PROBLEM: In the listing below, identify each line with the word "Réseau" and return those lines.

RECORD LIST:
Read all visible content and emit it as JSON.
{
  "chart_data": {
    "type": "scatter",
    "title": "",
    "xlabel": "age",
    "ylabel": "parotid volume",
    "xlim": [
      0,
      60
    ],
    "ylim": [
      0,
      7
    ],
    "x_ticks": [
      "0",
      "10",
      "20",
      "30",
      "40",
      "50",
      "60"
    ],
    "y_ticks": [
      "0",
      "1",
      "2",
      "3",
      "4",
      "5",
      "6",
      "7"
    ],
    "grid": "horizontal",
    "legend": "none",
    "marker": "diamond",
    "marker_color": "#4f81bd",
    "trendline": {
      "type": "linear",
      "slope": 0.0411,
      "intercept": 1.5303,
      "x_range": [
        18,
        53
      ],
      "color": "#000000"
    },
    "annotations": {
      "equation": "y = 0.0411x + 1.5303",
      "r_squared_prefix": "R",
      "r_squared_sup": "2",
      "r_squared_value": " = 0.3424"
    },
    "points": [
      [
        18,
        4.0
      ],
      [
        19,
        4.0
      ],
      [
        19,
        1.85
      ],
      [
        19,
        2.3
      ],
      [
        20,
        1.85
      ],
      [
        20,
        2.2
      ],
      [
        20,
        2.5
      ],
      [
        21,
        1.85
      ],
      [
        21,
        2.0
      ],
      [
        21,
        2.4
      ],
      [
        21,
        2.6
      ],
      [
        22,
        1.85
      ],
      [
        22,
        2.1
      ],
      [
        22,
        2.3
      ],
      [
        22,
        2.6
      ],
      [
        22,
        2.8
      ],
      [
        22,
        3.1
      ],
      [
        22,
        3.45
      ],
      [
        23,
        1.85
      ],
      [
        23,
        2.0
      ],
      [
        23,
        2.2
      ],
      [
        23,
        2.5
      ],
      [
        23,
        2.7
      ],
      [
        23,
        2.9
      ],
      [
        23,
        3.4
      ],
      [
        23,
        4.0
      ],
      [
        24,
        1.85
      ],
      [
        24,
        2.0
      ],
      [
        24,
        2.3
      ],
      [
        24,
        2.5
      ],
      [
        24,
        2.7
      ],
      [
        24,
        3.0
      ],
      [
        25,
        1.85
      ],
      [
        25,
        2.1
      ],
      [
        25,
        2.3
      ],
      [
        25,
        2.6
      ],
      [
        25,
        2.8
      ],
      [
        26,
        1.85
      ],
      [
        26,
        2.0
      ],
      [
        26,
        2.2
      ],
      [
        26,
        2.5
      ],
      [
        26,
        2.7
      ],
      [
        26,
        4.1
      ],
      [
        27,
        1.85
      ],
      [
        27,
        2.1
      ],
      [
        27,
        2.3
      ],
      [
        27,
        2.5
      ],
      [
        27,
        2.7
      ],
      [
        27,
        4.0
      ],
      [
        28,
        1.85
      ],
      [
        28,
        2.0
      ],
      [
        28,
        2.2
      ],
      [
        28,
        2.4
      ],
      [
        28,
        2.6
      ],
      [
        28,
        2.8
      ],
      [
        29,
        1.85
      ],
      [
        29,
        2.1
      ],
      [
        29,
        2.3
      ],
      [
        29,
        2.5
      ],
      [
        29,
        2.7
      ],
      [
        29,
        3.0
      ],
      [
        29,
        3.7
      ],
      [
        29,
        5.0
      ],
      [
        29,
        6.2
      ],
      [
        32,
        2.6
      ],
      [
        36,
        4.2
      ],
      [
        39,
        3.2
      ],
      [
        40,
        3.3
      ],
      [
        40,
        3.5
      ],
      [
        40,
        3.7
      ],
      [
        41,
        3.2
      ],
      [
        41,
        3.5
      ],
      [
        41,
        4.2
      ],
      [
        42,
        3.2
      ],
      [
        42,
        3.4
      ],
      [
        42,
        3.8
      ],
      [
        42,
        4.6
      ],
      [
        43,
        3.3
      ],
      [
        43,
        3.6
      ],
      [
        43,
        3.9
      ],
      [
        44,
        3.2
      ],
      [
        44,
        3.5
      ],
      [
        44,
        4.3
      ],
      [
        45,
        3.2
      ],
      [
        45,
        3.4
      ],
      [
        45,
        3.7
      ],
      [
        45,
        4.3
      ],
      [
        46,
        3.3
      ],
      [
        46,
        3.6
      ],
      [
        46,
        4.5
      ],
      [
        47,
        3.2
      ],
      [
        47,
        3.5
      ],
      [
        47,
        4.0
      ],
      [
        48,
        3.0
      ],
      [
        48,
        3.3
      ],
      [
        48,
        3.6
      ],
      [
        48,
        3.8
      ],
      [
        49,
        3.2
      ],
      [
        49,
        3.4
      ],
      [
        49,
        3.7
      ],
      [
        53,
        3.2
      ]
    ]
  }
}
--
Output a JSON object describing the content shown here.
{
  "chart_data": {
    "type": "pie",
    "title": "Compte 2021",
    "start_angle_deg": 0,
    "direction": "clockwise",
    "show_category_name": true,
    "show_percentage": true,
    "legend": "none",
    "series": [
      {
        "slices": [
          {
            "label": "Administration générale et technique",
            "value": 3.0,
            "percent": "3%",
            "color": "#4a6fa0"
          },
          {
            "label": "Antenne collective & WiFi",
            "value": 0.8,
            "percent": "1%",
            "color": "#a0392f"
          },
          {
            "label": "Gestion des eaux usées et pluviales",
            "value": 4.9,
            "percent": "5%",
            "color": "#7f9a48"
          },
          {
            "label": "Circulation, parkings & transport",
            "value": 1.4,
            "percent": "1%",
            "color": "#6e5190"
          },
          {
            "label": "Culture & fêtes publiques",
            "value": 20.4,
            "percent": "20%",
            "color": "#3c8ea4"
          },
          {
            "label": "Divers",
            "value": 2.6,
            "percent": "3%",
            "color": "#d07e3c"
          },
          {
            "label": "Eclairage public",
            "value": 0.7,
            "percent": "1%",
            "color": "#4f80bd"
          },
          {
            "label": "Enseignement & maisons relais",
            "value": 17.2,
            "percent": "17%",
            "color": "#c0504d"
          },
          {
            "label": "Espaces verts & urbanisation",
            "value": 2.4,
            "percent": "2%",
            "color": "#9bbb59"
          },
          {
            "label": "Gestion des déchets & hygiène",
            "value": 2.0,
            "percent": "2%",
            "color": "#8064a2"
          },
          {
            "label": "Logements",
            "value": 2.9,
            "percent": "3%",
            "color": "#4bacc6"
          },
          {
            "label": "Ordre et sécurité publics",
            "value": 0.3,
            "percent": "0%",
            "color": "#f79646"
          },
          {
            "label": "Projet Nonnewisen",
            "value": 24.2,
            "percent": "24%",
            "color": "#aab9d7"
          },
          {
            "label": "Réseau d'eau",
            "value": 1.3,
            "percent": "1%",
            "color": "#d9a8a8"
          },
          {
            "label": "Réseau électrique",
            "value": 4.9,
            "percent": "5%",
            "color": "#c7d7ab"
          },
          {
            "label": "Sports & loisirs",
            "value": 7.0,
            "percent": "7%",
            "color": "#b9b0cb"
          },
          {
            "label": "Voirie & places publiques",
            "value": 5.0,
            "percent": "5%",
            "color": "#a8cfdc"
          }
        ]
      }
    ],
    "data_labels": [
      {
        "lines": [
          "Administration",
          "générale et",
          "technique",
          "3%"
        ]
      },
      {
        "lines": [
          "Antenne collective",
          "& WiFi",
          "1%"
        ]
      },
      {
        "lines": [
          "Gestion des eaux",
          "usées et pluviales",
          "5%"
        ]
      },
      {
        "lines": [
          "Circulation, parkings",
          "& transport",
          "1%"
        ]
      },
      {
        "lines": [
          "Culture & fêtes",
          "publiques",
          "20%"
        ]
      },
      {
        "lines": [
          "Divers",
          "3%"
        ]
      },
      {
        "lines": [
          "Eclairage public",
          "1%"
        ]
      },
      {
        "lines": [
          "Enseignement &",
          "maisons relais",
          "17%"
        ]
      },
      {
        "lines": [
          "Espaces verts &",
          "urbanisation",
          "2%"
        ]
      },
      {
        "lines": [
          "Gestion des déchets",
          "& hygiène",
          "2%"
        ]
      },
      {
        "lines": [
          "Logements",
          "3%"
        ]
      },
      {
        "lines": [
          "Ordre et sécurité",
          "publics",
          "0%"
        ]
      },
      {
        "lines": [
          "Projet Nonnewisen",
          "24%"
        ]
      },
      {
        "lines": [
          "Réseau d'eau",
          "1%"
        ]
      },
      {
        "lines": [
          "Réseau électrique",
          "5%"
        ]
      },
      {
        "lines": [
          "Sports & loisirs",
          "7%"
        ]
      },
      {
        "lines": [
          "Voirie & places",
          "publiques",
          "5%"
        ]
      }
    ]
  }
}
--
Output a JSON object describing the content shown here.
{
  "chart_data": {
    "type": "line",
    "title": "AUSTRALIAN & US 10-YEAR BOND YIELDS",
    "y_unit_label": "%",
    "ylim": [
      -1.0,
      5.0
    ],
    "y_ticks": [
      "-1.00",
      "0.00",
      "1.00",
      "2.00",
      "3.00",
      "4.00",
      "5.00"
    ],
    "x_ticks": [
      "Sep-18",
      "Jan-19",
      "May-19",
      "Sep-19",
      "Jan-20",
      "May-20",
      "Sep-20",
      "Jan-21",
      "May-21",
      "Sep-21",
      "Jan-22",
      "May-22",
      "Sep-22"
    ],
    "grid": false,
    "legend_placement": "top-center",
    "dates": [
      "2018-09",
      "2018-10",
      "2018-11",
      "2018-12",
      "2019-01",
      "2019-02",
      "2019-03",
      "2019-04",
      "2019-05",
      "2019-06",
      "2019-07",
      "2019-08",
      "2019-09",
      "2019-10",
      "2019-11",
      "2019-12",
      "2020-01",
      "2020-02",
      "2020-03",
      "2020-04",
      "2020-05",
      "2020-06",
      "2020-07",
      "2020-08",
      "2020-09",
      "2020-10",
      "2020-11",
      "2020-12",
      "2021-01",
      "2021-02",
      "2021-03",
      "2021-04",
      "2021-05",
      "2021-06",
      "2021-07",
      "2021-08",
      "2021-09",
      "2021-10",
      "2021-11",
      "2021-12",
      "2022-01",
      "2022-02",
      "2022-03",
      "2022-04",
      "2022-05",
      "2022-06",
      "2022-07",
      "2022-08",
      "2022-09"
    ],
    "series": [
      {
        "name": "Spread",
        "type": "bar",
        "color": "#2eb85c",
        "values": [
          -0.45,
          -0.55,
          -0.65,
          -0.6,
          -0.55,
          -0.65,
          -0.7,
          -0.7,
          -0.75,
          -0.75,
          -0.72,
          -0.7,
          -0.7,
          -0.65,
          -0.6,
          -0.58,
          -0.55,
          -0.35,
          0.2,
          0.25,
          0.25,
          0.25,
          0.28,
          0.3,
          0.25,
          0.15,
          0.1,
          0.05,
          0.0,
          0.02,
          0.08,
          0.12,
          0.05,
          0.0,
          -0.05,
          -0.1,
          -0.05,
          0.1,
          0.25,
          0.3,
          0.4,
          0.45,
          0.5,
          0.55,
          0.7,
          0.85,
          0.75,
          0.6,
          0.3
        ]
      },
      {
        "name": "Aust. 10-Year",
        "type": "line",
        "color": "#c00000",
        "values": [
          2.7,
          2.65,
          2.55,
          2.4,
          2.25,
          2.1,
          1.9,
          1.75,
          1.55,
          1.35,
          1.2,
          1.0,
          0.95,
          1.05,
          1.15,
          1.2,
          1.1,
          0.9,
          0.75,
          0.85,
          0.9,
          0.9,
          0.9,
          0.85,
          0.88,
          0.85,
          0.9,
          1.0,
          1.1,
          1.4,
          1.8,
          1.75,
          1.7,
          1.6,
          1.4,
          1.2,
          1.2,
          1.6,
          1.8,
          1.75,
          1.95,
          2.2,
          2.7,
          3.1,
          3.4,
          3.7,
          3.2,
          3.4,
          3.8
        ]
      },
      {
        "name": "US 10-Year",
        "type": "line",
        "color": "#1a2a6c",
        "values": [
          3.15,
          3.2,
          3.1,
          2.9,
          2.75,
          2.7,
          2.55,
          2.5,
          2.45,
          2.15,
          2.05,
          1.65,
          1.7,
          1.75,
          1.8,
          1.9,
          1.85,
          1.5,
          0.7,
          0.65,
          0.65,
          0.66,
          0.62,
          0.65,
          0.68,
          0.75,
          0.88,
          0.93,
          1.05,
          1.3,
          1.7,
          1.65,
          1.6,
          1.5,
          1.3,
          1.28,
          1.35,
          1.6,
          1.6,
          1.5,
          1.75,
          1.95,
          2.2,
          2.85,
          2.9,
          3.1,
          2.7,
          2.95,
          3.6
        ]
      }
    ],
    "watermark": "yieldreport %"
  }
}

SOLUTION TO THE PROBLEM:
            "label": "Réseau d'eau",
            "label": "Réseau électrique",
          "Réseau d'eau",
          "Réseau électrique",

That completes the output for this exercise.